#### Problem requirements:
Gather every line of the entries that includes the word "الفهرس".

#### Provided material:

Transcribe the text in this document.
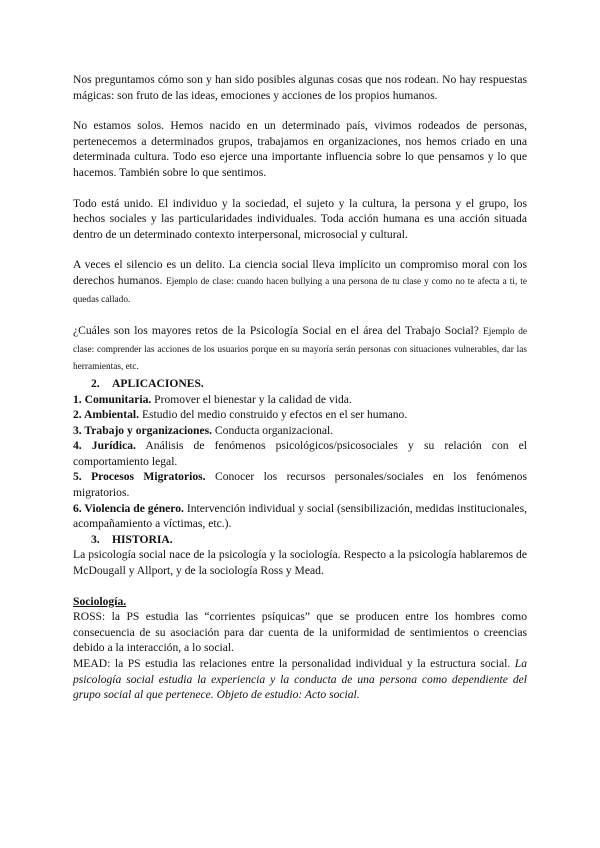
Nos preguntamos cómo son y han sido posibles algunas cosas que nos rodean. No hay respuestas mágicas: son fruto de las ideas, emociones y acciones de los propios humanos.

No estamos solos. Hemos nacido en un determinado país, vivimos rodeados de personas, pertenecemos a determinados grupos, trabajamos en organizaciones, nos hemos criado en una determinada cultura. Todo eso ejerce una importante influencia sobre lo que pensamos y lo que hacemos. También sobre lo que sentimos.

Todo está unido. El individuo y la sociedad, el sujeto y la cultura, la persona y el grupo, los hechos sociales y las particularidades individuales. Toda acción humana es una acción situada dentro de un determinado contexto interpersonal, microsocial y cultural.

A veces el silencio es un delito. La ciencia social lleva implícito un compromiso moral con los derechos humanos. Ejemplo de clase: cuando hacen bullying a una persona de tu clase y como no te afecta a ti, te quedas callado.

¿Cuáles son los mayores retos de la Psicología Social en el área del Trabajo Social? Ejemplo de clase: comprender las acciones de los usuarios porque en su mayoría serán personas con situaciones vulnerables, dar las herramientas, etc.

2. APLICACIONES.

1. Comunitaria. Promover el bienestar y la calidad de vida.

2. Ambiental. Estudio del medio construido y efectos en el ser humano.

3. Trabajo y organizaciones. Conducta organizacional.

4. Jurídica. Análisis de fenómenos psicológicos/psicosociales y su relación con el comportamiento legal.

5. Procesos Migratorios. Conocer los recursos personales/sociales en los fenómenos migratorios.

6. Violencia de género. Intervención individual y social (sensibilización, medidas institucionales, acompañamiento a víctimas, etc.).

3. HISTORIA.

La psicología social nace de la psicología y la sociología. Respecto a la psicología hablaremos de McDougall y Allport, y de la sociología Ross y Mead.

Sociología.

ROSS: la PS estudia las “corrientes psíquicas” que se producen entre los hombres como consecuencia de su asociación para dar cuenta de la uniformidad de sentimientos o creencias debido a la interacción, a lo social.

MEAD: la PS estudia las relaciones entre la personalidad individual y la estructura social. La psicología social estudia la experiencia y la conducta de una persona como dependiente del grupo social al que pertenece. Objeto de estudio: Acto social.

==

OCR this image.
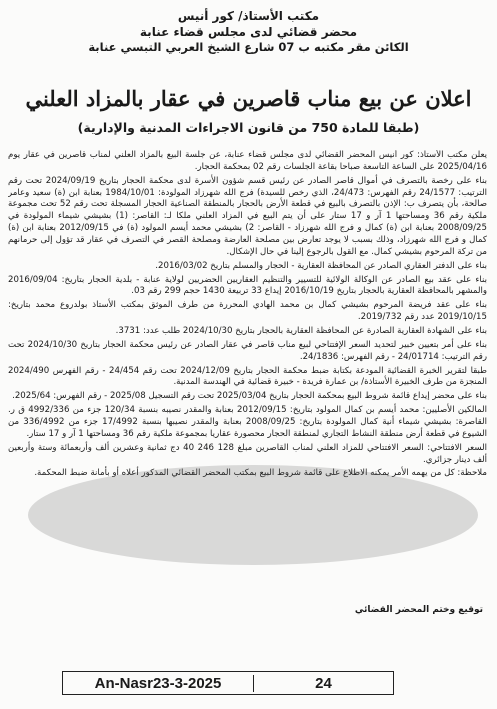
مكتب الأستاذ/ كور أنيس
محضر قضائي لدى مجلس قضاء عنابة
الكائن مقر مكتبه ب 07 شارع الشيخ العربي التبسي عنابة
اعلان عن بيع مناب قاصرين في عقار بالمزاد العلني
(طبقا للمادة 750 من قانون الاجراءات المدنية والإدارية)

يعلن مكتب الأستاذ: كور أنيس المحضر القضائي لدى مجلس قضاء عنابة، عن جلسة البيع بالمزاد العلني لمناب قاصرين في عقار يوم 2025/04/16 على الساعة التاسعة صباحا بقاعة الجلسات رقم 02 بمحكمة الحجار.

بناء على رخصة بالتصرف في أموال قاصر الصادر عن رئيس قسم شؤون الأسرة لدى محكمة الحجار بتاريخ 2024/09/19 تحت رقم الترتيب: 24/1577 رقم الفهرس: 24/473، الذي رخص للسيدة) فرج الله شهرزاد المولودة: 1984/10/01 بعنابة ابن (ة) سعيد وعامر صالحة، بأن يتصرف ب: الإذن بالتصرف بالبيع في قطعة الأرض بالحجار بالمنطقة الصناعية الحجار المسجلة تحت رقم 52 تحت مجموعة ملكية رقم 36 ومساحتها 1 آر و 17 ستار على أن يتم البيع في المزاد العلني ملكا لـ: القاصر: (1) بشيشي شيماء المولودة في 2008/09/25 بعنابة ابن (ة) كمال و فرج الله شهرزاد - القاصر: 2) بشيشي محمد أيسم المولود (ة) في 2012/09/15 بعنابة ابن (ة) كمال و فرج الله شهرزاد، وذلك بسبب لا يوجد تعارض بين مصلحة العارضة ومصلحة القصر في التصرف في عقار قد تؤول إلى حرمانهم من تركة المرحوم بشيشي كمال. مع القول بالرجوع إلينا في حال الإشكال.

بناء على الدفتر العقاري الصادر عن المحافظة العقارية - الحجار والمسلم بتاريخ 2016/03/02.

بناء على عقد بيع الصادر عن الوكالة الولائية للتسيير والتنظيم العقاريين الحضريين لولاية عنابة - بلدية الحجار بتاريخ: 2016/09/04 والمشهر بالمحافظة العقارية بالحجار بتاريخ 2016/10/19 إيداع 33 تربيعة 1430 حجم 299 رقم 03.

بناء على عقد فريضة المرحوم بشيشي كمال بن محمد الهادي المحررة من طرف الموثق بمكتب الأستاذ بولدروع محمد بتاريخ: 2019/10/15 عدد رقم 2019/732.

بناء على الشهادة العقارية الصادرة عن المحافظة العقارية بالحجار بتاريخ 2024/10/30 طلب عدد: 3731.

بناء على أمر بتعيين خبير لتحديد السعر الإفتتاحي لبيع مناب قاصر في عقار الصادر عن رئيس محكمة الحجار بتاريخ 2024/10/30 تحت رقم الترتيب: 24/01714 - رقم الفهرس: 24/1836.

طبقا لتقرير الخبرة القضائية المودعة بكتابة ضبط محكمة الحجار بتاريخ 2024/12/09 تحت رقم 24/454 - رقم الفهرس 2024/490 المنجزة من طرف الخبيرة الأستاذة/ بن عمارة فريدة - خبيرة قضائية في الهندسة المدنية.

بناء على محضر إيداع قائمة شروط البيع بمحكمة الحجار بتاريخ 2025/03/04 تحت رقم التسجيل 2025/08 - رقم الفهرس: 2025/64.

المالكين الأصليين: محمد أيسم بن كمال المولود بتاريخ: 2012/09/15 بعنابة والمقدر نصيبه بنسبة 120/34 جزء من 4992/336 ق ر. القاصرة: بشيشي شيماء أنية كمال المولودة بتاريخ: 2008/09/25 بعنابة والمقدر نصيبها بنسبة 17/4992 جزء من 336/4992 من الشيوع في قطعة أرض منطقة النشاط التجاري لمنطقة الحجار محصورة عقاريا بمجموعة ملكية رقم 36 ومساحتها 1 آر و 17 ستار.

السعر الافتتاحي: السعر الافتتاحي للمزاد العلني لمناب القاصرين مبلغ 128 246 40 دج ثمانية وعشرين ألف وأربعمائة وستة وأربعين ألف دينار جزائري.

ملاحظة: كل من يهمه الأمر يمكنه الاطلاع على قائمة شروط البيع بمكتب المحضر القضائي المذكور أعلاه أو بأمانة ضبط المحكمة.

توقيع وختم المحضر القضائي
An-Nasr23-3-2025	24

#### Answer to this exercise:
بناء على رخصة بالتصرف في أموال قاصر الصادر عن رئيس قسم شؤون الأسرة لدى محكمة الحجار بتاريخ 2024/09/19 تحت رقم الترتيب: 24/1577 رقم الفهرس: 24/473، الذي رخص للسيدة) فرج الله شهرزاد المولودة: 1984/10/01 بعنابة ابن (ة) سعيد وعامر صالحة، بأن يتصرف ب: الإذن بالتصرف بالبيع في قطعة الأرض بالحجار بالمنطقة الصناعية الحجار المسجلة تحت رقم 52 تحت مجموعة ملكية رقم 36 ومساحتها 1 آر و 17 ستار على أن يتم البيع في المزاد العلني ملكا لـ: القاصر: (1) بشيشي شيماء المولودة في 2008/09/25 بعنابة ابن (ة) كمال و فرج الله شهرزاد - القاصر: 2) بشيشي محمد أيسم المولود (ة) في 2012/09/15 بعنابة ابن (ة) كمال و فرج الله شهرزاد، وذلك بسبب لا يوجد تعارض بين مصلحة العارضة ومصلحة القصر في التصرف في عقار قد تؤول إلى حرمانهم من تركة المرحوم بشيشي كمال. مع القول بالرجوع إلينا في حال الإشكال.
بناء على أمر بتعيين خبير لتحديد السعر الإفتتاحي لبيع مناب قاصر في عقار الصادر عن رئيس محكمة الحجار بتاريخ 2024/10/30 تحت رقم الترتيب: 24/01714 - رقم الفهرس: 24/1836.
طبقا لتقرير الخبرة القضائية المودعة بكتابة ضبط محكمة الحجار بتاريخ 2024/12/09 تحت رقم 24/454 - رقم الفهرس 2024/490 المنجزة من طرف الخبيرة الأستاذة/ بن عمارة فريدة - خبيرة قضائية في الهندسة المدنية.
بناء على محضر إيداع قائمة شروط البيع بمحكمة الحجار بتاريخ 2025/03/04 تحت رقم التسجيل 2025/08 - رقم الفهرس: 2025/64.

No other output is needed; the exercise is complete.